** begin **

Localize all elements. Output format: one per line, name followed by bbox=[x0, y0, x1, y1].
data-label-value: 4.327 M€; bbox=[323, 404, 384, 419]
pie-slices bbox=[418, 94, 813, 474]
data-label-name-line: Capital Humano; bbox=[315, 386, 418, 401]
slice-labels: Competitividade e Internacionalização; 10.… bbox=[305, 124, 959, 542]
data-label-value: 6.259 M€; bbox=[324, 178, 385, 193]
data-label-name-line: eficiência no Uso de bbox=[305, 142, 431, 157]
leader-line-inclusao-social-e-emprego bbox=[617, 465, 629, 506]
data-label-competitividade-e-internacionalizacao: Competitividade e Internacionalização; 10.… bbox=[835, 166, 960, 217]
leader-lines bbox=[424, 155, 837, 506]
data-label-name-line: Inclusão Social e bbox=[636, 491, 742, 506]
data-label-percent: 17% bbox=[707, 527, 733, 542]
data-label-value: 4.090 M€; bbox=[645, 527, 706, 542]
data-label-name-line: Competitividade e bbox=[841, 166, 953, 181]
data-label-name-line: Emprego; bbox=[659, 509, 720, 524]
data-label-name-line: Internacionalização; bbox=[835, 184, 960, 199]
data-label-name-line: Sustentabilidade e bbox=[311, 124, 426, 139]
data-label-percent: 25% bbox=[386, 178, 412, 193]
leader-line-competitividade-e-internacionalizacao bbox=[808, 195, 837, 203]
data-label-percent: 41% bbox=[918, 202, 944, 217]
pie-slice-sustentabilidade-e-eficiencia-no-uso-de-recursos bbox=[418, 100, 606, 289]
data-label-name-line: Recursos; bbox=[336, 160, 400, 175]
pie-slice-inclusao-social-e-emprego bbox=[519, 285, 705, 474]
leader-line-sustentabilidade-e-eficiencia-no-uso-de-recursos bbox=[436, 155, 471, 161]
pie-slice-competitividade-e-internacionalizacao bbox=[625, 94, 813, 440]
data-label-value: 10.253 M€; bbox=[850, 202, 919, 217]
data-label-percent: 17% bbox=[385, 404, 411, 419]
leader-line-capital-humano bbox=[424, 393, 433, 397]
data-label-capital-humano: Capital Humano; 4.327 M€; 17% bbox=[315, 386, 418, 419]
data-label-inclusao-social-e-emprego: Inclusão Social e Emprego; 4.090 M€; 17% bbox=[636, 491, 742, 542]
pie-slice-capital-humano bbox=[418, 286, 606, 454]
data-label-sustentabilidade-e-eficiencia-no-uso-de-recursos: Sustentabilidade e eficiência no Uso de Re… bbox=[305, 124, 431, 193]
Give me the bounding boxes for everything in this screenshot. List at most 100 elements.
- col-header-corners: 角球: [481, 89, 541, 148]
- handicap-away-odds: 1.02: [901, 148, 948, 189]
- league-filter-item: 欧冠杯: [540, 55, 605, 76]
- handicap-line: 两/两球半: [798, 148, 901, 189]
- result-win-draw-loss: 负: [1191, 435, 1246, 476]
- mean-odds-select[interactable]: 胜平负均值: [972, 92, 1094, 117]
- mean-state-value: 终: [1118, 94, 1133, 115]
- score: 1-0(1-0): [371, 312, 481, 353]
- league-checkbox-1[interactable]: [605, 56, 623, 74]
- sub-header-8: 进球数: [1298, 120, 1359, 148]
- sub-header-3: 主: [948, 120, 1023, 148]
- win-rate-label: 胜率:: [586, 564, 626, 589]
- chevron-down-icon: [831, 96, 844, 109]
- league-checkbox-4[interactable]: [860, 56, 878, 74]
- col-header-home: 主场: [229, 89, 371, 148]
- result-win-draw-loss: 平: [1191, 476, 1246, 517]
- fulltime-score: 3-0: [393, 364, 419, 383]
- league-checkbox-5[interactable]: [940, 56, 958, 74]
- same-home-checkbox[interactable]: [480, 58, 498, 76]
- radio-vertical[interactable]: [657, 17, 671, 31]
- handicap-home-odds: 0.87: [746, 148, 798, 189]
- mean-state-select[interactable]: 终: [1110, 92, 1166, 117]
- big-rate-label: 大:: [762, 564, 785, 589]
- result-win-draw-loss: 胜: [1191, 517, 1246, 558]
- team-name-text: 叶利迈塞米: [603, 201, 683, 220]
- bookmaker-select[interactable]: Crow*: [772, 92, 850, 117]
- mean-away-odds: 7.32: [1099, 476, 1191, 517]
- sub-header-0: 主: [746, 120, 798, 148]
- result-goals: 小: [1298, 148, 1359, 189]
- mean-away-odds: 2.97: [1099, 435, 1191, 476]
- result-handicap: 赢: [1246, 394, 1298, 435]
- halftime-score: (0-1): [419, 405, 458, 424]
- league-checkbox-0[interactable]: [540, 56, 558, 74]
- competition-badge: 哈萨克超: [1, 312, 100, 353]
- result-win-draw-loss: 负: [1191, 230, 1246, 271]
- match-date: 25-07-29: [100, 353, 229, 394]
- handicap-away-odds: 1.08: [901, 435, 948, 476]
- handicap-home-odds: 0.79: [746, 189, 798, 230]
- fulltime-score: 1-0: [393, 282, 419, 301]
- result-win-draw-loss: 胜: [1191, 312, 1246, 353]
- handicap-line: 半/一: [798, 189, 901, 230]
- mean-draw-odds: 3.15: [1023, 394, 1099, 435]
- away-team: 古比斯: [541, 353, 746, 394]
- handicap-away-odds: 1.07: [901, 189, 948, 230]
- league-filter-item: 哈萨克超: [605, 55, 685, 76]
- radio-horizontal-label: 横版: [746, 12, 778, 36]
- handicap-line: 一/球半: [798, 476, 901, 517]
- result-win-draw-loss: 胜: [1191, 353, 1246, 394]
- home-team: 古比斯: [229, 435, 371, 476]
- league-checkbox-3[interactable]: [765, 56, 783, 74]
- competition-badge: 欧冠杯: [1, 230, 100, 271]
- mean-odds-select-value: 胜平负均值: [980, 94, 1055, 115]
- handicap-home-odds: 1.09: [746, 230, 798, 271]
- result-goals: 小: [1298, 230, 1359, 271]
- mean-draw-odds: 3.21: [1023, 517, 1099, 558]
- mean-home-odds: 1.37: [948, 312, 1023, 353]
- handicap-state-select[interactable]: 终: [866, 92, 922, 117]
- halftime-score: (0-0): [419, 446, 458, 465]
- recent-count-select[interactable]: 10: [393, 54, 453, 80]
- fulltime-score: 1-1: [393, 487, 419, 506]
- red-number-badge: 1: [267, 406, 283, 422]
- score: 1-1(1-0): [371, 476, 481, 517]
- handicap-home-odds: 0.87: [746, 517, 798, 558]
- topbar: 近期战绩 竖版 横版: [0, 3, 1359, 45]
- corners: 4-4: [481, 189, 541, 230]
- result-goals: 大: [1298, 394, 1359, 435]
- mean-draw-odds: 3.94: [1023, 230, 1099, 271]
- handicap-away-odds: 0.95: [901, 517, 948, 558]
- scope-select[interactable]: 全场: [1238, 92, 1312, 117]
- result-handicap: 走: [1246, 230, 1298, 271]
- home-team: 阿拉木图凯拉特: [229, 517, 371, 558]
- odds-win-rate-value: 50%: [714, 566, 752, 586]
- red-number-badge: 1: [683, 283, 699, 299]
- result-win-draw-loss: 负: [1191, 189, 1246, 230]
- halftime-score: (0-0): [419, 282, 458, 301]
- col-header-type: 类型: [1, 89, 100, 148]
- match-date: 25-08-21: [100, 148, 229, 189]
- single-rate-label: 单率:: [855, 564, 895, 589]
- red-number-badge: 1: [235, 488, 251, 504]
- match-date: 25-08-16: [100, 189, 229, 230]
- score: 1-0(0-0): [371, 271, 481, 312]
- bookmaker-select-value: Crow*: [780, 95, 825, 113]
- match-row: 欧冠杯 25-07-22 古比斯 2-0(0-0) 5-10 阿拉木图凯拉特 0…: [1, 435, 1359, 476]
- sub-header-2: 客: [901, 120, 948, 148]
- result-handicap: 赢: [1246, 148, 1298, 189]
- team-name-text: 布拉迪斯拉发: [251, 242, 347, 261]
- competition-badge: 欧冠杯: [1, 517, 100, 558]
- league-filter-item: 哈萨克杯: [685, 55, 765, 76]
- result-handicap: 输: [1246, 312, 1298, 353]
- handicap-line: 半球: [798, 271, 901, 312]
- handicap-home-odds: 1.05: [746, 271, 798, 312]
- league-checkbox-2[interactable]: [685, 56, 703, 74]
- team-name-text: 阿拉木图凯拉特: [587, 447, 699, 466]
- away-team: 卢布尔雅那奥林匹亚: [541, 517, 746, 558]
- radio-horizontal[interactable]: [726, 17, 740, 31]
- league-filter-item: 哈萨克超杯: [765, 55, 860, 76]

** end **

## WRITTEN TASK
Copy out everything from the first of the lines above down to the line containing "data-label-name-line: eficiência no", both included.

## OUTPUT
Localize all elements. Output format: one per line, name followed by bbox=[x0, y0, x1, y1].
data-label-value: 4.327 M€; bbox=[323, 404, 384, 419]
pie-slices bbox=[418, 94, 813, 474]
data-label-name-line: Capital Humano; bbox=[315, 386, 418, 401]
slice-labels: Competitividade e Internacionalização; 10.… bbox=[305, 124, 959, 542]
data-label-value: 6.259 M€; bbox=[324, 178, 385, 193]
data-label-name-line: eficiência no Uso de bbox=[305, 142, 431, 157]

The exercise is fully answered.